Set exercise -> Only lines with the word "JSON" are needed; collect each of them from the listing below.

(Stored records)
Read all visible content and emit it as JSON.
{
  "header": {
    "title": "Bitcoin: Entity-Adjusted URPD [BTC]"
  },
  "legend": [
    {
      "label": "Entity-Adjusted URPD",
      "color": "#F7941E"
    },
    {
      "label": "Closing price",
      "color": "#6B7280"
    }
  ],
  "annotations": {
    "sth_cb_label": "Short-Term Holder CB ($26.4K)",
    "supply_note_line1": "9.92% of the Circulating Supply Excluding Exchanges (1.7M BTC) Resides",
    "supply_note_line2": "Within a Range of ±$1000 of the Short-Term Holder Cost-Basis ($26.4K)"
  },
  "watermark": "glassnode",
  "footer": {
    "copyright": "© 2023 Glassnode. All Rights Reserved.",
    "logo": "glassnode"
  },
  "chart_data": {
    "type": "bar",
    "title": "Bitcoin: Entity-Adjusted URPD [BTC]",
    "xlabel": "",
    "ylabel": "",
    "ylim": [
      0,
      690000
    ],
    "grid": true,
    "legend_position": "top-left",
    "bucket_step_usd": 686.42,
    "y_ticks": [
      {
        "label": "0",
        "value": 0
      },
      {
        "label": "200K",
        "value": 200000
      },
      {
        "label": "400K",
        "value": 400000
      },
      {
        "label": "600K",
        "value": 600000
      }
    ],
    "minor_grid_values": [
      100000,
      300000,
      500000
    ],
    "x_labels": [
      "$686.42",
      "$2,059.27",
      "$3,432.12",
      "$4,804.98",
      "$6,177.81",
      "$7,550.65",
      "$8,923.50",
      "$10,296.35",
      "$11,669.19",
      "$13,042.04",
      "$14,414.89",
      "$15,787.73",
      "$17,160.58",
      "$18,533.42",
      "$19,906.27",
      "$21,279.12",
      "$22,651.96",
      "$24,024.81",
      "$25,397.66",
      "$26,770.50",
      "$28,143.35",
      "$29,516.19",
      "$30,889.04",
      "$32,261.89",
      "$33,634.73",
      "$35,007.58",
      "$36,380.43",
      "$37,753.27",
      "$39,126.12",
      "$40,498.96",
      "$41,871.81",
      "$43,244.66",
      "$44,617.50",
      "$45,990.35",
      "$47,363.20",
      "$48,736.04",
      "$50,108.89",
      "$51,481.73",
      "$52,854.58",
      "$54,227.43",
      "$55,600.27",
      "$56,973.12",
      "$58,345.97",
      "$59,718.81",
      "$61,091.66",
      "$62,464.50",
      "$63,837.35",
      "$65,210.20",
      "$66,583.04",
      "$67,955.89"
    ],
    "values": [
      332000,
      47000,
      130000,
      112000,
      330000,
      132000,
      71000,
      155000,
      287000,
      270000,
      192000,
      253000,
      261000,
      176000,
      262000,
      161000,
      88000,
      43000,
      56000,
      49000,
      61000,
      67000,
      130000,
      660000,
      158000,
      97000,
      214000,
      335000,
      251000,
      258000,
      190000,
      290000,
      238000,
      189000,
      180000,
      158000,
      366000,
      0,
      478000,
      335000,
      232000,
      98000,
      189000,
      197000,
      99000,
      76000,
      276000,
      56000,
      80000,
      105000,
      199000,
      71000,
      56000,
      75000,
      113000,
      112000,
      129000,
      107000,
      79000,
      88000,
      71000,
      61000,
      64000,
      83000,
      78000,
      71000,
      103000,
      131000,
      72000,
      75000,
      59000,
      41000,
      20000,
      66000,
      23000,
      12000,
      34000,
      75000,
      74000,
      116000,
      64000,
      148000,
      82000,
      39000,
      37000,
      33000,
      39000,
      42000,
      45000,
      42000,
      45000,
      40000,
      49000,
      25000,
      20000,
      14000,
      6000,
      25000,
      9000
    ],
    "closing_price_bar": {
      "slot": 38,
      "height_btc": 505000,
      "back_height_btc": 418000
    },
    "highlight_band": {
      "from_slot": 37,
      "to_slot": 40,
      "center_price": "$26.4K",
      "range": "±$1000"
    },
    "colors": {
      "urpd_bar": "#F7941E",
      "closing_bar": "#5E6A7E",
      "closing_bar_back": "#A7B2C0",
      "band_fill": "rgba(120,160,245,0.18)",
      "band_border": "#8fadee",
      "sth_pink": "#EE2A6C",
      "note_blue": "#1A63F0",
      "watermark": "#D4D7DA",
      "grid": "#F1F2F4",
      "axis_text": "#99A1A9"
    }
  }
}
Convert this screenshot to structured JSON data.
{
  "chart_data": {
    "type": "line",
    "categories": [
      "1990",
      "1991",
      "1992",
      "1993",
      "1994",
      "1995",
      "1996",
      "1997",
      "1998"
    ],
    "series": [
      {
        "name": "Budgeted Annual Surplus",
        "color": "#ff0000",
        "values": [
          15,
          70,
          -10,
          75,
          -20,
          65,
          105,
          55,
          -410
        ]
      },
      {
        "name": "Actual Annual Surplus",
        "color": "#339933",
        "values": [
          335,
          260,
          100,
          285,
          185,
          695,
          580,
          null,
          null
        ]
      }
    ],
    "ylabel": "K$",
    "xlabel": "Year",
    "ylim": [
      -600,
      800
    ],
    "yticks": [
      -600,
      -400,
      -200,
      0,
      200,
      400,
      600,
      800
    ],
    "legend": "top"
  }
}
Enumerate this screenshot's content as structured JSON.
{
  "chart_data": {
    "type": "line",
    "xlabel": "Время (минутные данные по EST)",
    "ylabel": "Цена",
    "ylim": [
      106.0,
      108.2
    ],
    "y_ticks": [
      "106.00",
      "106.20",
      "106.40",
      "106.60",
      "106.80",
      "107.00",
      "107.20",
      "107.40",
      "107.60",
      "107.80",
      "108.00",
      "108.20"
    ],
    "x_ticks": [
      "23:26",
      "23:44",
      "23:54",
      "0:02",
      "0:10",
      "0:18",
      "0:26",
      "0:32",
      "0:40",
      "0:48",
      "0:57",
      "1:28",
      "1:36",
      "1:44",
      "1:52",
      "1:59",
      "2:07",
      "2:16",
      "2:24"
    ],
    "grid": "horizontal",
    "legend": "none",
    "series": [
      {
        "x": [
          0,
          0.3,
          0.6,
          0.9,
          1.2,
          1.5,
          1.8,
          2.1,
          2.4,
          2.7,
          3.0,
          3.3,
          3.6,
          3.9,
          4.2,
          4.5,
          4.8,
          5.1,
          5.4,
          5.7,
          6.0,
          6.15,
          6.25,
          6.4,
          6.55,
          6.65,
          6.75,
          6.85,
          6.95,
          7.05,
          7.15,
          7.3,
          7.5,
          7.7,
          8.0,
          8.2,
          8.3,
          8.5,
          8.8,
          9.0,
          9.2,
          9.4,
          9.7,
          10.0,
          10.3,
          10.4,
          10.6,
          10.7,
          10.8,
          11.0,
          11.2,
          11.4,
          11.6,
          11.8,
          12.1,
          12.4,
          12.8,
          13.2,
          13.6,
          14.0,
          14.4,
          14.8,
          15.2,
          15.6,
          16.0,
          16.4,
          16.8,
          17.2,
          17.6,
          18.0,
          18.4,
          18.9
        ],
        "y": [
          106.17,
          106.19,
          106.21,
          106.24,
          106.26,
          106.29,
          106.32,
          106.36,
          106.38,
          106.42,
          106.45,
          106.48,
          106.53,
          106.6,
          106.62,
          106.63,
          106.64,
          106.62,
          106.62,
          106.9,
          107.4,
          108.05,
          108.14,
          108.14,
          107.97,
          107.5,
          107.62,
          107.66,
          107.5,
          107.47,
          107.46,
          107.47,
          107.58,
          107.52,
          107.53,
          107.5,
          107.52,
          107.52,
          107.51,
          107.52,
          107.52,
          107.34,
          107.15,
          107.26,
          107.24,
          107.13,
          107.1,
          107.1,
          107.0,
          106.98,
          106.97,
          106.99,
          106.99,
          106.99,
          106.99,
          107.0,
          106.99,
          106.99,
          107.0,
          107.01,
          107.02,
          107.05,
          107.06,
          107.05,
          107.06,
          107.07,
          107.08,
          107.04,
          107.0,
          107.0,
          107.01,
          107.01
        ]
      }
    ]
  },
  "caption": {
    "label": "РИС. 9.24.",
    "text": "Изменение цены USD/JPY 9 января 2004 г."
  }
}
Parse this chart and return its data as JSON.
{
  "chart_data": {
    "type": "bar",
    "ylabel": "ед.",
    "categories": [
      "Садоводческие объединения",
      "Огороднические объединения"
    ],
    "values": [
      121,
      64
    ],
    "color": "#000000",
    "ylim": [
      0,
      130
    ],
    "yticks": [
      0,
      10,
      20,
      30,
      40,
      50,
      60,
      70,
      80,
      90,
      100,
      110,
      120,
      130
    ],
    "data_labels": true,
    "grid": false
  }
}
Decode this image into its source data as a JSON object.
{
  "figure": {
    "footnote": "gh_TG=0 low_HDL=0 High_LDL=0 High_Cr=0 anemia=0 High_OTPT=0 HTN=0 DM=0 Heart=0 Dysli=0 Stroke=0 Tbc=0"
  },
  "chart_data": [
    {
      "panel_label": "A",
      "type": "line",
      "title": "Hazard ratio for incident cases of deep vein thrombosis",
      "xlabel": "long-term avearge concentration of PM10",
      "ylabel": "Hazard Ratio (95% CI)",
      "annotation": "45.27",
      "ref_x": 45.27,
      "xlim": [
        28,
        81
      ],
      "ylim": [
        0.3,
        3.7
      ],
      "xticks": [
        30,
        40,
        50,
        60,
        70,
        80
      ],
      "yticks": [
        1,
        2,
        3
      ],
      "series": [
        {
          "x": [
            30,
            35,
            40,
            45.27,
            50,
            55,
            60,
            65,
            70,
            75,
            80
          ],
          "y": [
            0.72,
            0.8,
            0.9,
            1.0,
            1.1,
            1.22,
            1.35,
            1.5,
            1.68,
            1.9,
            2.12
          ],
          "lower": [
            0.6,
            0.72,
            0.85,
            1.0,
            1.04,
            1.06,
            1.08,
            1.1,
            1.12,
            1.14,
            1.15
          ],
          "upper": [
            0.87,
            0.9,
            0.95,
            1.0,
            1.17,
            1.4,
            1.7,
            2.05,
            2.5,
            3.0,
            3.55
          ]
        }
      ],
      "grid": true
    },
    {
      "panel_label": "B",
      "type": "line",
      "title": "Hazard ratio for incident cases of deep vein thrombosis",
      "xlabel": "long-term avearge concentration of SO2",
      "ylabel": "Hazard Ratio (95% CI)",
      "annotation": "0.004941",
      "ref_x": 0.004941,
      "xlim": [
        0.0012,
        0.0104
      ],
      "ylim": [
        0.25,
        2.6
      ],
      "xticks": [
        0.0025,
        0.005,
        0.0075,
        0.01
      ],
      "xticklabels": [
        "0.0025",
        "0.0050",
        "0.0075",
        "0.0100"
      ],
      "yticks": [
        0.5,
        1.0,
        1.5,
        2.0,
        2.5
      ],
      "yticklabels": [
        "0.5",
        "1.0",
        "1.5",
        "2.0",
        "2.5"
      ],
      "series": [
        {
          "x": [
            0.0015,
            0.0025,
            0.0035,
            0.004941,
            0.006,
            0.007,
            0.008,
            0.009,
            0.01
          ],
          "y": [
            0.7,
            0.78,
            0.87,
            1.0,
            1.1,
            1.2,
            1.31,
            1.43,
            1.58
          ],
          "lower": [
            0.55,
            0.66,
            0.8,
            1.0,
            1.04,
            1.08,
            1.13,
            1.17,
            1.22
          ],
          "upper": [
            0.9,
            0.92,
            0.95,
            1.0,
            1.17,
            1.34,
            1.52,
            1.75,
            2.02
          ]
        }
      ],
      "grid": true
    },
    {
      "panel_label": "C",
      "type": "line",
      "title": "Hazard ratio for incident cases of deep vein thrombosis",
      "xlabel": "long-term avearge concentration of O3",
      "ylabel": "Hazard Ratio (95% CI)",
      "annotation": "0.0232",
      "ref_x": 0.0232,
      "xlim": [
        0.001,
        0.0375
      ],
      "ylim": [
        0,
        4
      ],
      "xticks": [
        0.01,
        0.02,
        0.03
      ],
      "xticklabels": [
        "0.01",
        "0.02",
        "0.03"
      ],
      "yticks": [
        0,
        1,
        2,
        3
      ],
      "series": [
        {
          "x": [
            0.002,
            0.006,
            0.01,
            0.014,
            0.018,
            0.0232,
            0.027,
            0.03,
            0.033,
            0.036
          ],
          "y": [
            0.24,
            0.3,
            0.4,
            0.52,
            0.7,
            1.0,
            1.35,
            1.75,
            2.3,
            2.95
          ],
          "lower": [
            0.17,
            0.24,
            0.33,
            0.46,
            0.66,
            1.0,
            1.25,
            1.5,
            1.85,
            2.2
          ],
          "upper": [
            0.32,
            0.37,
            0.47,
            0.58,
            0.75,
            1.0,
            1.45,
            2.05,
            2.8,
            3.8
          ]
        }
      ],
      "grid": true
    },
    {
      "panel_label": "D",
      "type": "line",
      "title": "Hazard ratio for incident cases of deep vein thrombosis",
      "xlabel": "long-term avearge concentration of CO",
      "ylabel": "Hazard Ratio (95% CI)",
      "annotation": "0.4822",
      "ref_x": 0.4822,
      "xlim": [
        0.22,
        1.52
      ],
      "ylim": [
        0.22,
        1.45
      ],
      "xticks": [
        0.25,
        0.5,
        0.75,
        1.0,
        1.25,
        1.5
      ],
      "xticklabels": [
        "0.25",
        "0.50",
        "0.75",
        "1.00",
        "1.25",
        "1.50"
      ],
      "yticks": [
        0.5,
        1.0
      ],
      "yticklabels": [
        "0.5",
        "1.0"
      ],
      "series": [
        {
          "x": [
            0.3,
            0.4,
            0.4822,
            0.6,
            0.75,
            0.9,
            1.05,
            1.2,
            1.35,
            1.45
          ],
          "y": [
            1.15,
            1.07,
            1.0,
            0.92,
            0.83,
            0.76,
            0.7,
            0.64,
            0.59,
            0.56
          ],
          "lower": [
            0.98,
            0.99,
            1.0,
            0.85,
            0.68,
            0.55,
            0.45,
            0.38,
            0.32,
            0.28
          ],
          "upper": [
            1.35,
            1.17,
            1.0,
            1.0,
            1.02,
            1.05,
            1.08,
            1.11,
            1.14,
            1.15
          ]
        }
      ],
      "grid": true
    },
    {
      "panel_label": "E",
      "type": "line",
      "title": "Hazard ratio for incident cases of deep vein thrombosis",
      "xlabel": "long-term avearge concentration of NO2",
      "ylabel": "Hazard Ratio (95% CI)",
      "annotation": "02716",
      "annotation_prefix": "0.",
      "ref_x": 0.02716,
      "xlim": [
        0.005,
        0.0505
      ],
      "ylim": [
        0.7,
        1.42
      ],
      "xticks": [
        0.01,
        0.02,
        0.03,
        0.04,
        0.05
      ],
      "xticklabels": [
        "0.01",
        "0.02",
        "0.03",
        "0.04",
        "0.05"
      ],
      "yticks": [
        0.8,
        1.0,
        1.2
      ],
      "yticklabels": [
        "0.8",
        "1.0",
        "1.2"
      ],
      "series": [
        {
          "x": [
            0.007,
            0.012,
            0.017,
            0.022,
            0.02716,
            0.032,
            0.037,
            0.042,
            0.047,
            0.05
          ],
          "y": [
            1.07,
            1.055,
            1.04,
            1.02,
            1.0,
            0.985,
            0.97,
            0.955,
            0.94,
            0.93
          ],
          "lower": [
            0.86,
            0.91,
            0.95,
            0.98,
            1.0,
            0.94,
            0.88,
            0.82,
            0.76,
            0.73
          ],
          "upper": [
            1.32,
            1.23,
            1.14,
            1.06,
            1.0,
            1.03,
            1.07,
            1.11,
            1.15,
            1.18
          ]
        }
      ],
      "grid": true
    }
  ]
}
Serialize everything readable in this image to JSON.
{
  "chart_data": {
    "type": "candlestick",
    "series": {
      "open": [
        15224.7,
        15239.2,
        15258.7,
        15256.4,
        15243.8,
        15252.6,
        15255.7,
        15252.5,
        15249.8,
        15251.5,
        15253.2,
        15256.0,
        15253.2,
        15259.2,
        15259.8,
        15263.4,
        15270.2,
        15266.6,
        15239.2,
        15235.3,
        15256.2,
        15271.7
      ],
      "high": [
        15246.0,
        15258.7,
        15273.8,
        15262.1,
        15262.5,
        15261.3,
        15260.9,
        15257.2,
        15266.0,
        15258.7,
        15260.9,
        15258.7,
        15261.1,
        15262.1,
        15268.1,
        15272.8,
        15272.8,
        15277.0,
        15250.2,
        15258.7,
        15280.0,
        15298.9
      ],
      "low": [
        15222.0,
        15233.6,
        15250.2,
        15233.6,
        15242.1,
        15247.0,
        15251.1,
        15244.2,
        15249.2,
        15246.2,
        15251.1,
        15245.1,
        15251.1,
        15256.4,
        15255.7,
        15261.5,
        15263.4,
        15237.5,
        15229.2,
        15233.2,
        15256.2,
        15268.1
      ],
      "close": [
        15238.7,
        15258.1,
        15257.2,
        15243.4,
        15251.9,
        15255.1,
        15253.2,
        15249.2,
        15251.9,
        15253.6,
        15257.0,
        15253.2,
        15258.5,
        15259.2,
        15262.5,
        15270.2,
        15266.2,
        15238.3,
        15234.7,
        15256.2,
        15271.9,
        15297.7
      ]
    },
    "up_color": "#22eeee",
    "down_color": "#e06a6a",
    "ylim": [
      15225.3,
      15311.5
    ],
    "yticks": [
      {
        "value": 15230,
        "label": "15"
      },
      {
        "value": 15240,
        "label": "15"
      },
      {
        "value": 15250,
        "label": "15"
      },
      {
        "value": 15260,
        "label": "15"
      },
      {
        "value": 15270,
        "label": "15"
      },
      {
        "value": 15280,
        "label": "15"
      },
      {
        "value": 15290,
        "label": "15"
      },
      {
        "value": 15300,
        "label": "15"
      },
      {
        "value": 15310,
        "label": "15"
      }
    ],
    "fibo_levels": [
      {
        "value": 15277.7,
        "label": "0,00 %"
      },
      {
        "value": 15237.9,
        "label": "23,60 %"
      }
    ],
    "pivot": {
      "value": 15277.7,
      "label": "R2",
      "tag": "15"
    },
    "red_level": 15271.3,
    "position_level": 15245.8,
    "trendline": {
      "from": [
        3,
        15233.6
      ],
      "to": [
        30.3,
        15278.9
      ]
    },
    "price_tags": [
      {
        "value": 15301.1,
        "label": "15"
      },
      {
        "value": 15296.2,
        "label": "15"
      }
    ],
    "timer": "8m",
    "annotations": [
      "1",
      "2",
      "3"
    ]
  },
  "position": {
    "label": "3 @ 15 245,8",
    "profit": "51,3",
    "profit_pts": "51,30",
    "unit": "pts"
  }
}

Output ->
Read all visible content and emit it as JSON.
Convert this screenshot to structured JSON data.
Enumerate this screenshot's content as structured JSON.
Parse this chart and return its data as JSON.
Decode this image into its source data as a JSON object.
Serialize everything readable in this image to JSON.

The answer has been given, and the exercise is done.